===== AVAILABLE DATA

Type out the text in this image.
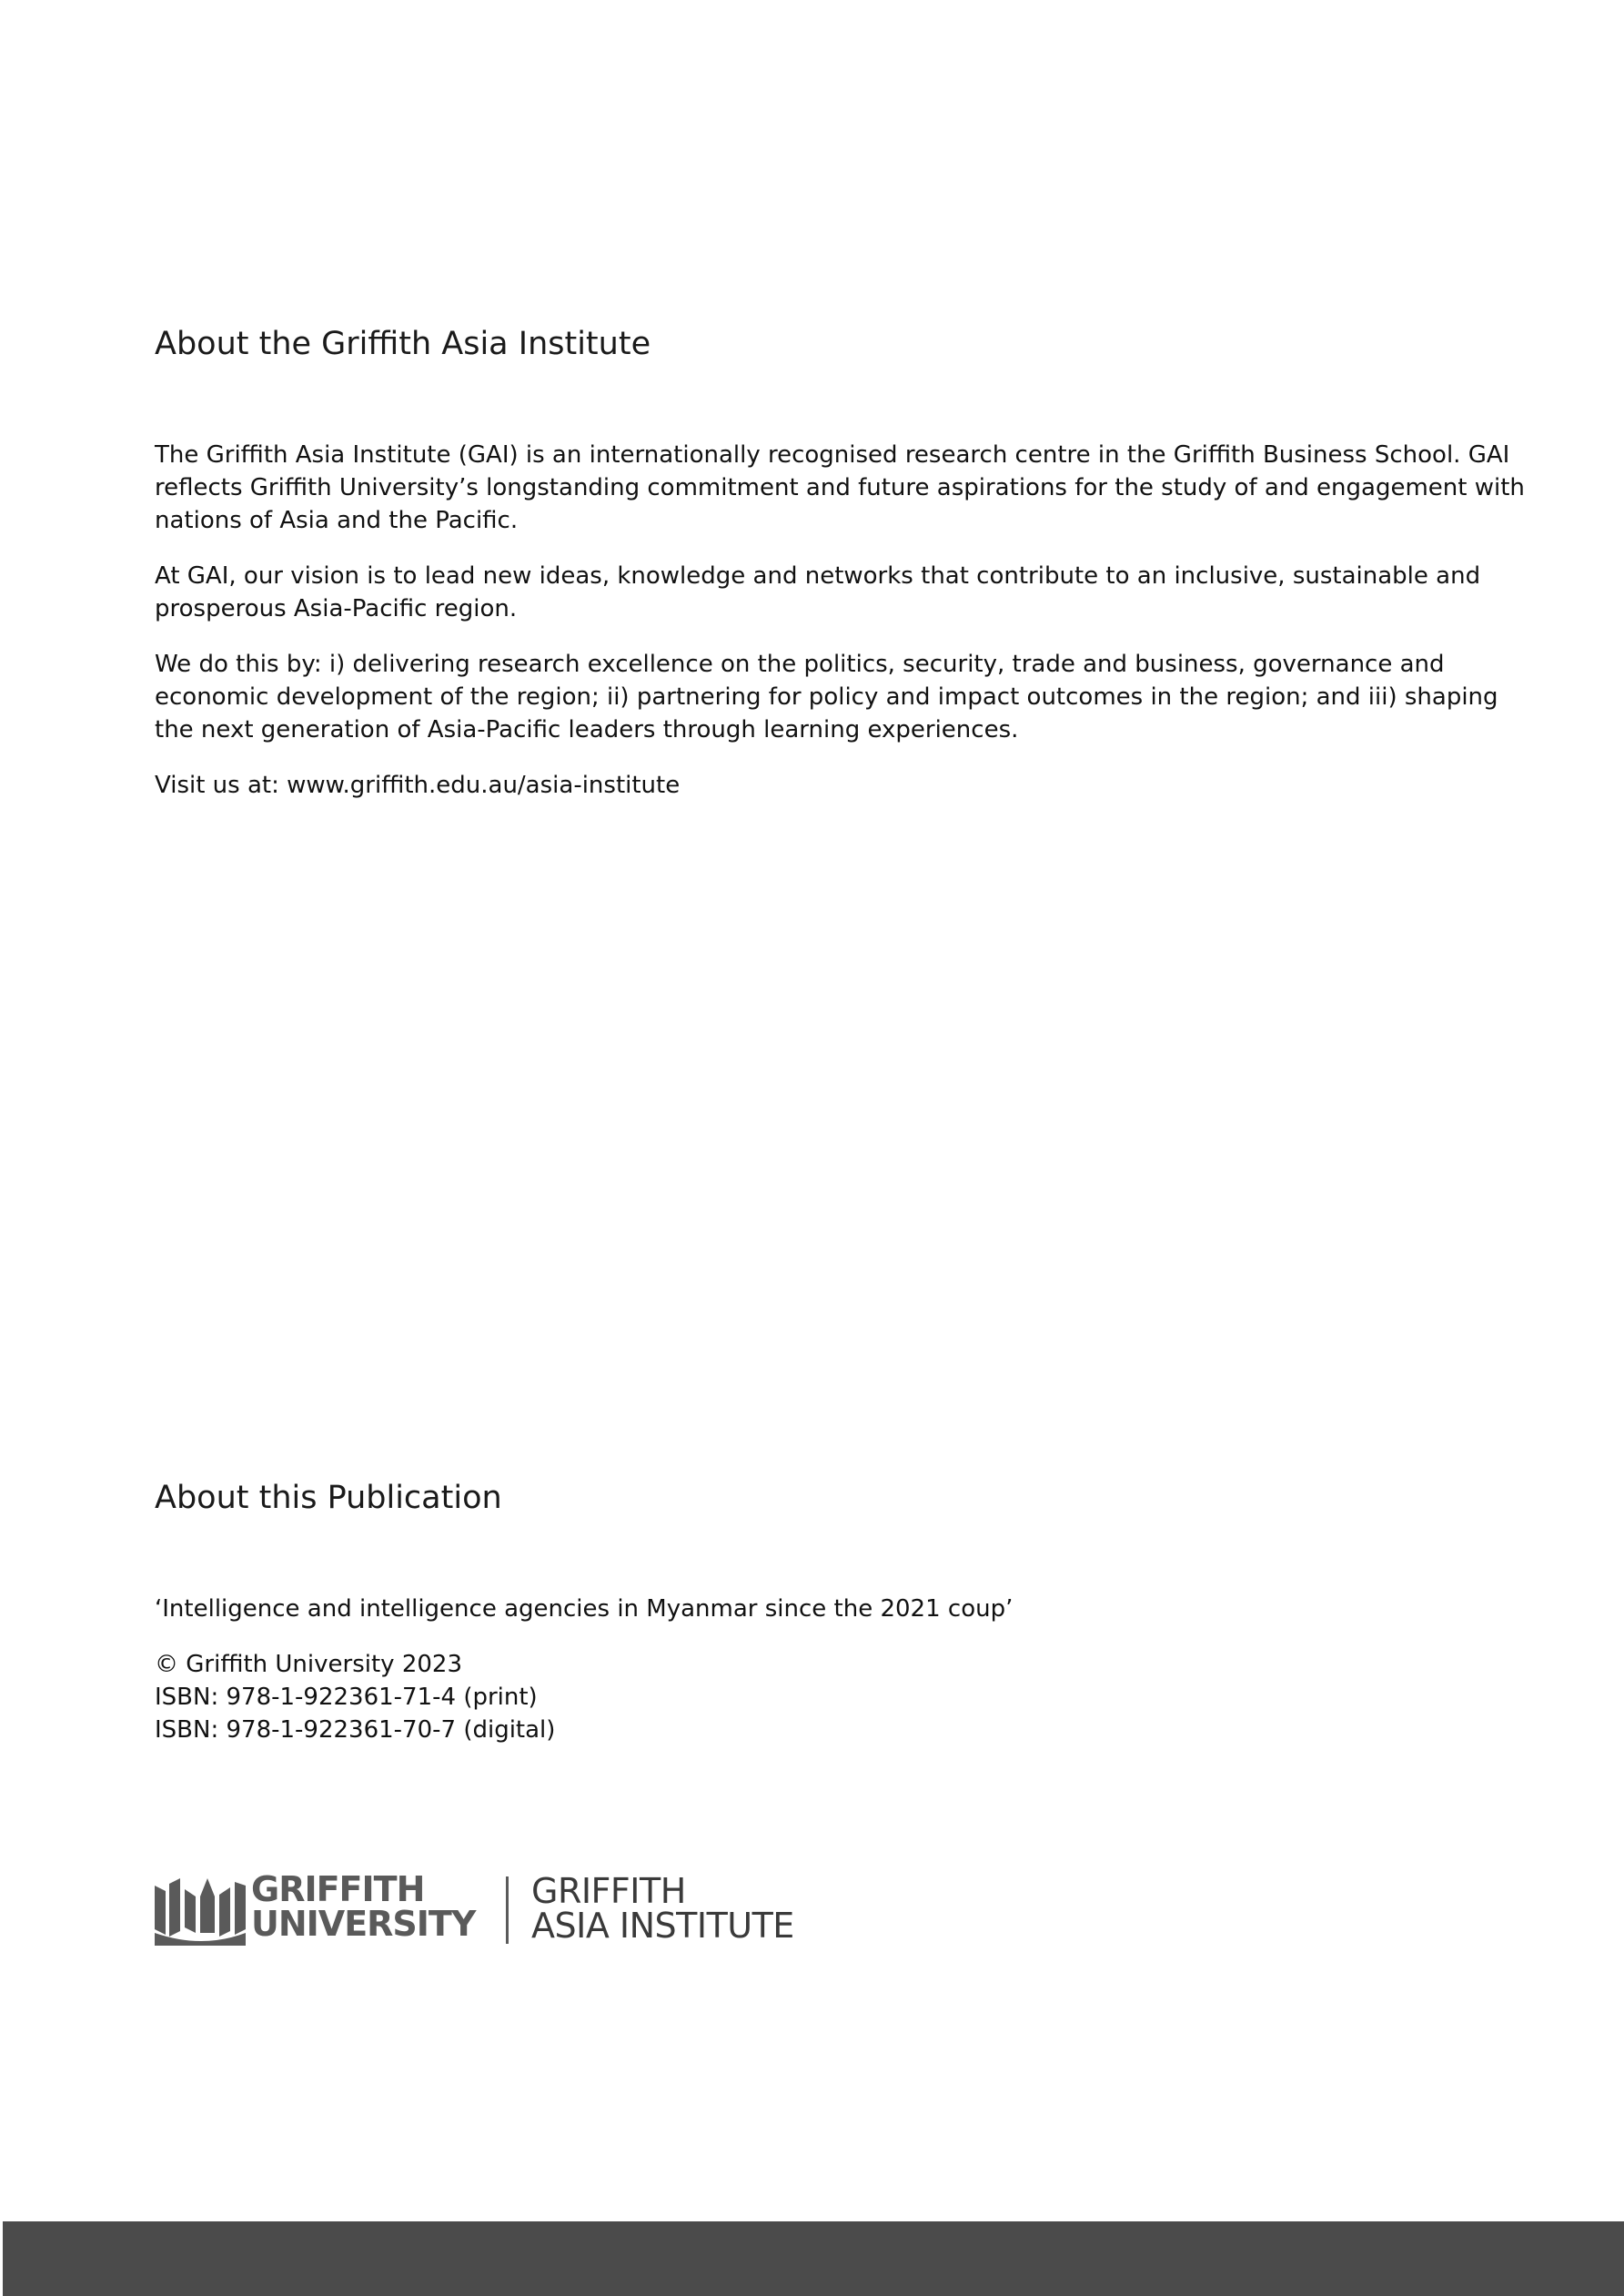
About the Griffith Asia Institute

The Griffith Asia Institute (GAI) is an internationally recognised research centre in the Griffith Business School. GAI
reflects Griffith University’s longstanding commitment and future aspirations for the study of and engagement with
nations of Asia and the Pacific.

At GAI, our vision is to lead new ideas, knowledge and networks that contribute to an inclusive, sustainable and
prosperous Asia-Pacific region.

We do this by: i) delivering research excellence on the politics, security, trade and business, governance and
economic development of the region; ii) partnering for policy and impact outcomes in the region; and iii) shaping
the next generation of Asia-Pacific leaders through learning experiences.

Visit us at: www.griffith.edu.au/asia-institute

About this Publication

‘Intelligence and intelligence agencies in Myanmar since the 2021 coup’

© Griffith University 2023
ISBN: 978-1-922361-71-4 (print)
ISBN: 978-1-922361-70-7 (digital)

GRIFFITH
UNIVERSITY
GRIFFITH
ASIA INSTITUTE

==========

PROMPT
Return the material word for word. Pictures are not part of the copy.

REPLY
Type out the text in this image.
About the Griffith Asia Institute

The Griffith Asia Institute (GAI) is an internationally recognised research centre in the Griffith Business School. GAI
reflects Griffith University’s longstanding commitment and future aspirations for the study of and engagement with
nations of Asia and the Pacific.

At GAI, our vision is to lead new ideas, knowledge and networks that contribute to an inclusive, sustainable and
prosperous Asia-Pacific region.

We do this by: i) delivering research excellence on the politics, security, trade and business, governance and
economic development of the region; ii) partnering for policy and impact outcomes in the region; and iii) shaping
the next generation of Asia-Pacific leaders through learning experiences.

Visit us at: www.griffith.edu.au/asia-institute

About this Publication

‘Intelligence and intelligence agencies in Myanmar since the 2021 coup’

© Griffith University 2023
ISBN: 978-1-922361-71-4 (print)
ISBN: 978-1-922361-70-7 (digital)

GRIFFITH
UNIVERSITY
GRIFFITH
ASIA INSTITUTE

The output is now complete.